(RECORDS SHOWN):
>>>

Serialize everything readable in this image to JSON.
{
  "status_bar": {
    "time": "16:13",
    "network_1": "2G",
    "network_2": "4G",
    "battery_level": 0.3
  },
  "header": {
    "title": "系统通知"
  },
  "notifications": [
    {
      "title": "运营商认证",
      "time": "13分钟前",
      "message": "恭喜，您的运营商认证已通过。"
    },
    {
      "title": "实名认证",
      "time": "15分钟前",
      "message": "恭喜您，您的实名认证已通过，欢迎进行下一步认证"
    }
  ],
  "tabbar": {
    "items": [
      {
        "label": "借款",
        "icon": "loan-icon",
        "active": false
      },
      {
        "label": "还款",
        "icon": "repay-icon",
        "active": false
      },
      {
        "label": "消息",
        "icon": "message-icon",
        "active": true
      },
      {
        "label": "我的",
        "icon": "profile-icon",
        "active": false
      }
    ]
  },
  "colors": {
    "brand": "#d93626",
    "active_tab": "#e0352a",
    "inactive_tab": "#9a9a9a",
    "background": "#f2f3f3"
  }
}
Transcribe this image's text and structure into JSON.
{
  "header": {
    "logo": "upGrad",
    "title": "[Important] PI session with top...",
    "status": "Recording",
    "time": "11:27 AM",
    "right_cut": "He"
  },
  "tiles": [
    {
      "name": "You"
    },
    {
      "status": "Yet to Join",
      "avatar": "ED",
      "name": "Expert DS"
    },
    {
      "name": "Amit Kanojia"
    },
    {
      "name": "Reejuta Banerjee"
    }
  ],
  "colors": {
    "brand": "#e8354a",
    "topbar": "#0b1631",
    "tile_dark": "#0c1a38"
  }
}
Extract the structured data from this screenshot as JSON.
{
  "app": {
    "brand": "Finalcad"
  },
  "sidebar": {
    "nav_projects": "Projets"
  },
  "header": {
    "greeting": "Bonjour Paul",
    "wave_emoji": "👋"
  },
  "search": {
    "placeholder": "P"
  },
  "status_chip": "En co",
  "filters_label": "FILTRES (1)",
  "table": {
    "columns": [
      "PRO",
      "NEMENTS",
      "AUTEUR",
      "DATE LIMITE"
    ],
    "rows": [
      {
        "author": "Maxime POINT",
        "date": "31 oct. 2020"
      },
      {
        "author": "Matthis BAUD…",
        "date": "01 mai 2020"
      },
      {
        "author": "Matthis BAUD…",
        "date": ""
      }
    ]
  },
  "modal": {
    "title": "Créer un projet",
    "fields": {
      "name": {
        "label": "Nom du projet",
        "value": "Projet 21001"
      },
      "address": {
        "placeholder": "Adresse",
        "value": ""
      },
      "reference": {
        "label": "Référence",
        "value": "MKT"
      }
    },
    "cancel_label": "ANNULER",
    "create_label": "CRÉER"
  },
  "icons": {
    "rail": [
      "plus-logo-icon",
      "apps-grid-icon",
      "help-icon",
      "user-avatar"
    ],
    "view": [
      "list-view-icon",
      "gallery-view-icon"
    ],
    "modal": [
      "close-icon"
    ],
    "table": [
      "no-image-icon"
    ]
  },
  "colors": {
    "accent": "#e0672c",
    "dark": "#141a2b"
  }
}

<<<

Extract all of the data shown above without alteration.

Serialize everything readable in this image to JSON.
{
  "status_bar": {
    "time": "16:13",
    "network_1": "2G",
    "network_2": "4G",
    "battery_level": 0.3
  },
  "header": {
    "title": "系统通知"
  },
  "notifications": [
    {
      "title": "运营商认证",
      "time": "13分钟前",
      "message": "恭喜，您的运营商认证已通过。"
    },
    {
      "title": "实名认证",
      "time": "15分钟前",
      "message": "恭喜您，您的实名认证已通过，欢迎进行下一步认证"
    }
  ],
  "tabbar": {
    "items": [
      {
        "label": "借款",
        "icon": "loan-icon",
        "active": false
      },
      {
        "label": "还款",
        "icon": "repay-icon",
        "active": false
      },
      {
        "label": "消息",
        "icon": "message-icon",
        "active": true
      },
      {
        "label": "我的",
        "icon": "profile-icon",
        "active": false
      }
    ]
  },
  "colors": {
    "brand": "#d93626",
    "active_tab": "#e0352a",
    "inactive_tab": "#9a9a9a",
    "background": "#f2f3f3"
  }
}
Transcribe this image's text and structure into JSON.
{
  "header": {
    "logo": "upGrad",
    "title": "[Important] PI session with top...",
    "status": "Recording",
    "time": "11:27 AM",
    "right_cut": "He"
  },
  "tiles": [
    {
      "name": "You"
    },
    {
      "status": "Yet to Join",
      "avatar": "ED",
      "name": "Expert DS"
    },
    {
      "name": "Amit Kanojia"
    },
    {
      "name": "Reejuta Banerjee"
    }
  ],
  "colors": {
    "brand": "#e8354a",
    "topbar": "#0b1631",
    "tile_dark": "#0c1a38"
  }
}
Extract the structured data from this screenshot as JSON.
{
  "app": {
    "brand": "Finalcad"
  },
  "sidebar": {
    "nav_projects": "Projets"
  },
  "header": {
    "greeting": "Bonjour Paul",
    "wave_emoji": "👋"
  },
  "search": {
    "placeholder": "P"
  },
  "status_chip": "En co",
  "filters_label": "FILTRES (1)",
  "table": {
    "columns": [
      "PRO",
      "NEMENTS",
      "AUTEUR",
      "DATE LIMITE"
    ],
    "rows": [
      {
        "author": "Maxime POINT",
        "date": "31 oct. 2020"
      },
      {
        "author": "Matthis BAUD…",
        "date": "01 mai 2020"
      },
      {
        "author": "Matthis BAUD…",
        "date": ""
      }
    ]
  },
  "modal": {
    "title": "Créer un projet",
    "fields": {
      "name": {
        "label": "Nom du projet",
        "value": "Projet 21001"
      },
      "address": {
        "placeholder": "Adresse",
        "value": ""
      },
      "reference": {
        "label": "Référence",
        "value": "MKT"
      }
    },
    "cancel_label": "ANNULER",
    "create_label": "CRÉER"
  },
  "icons": {
    "rail": [
      "plus-logo-icon",
      "apps-grid-icon",
      "help-icon",
      "user-avatar"
    ],
    "view": [
      "list-view-icon",
      "gallery-view-icon"
    ],
    "modal": [
      "close-icon"
    ],
    "table": [
      "no-image-icon"
    ]
  },
  "colors": {
    "accent": "#e0672c",
    "dark": "#141a2b"
  }
}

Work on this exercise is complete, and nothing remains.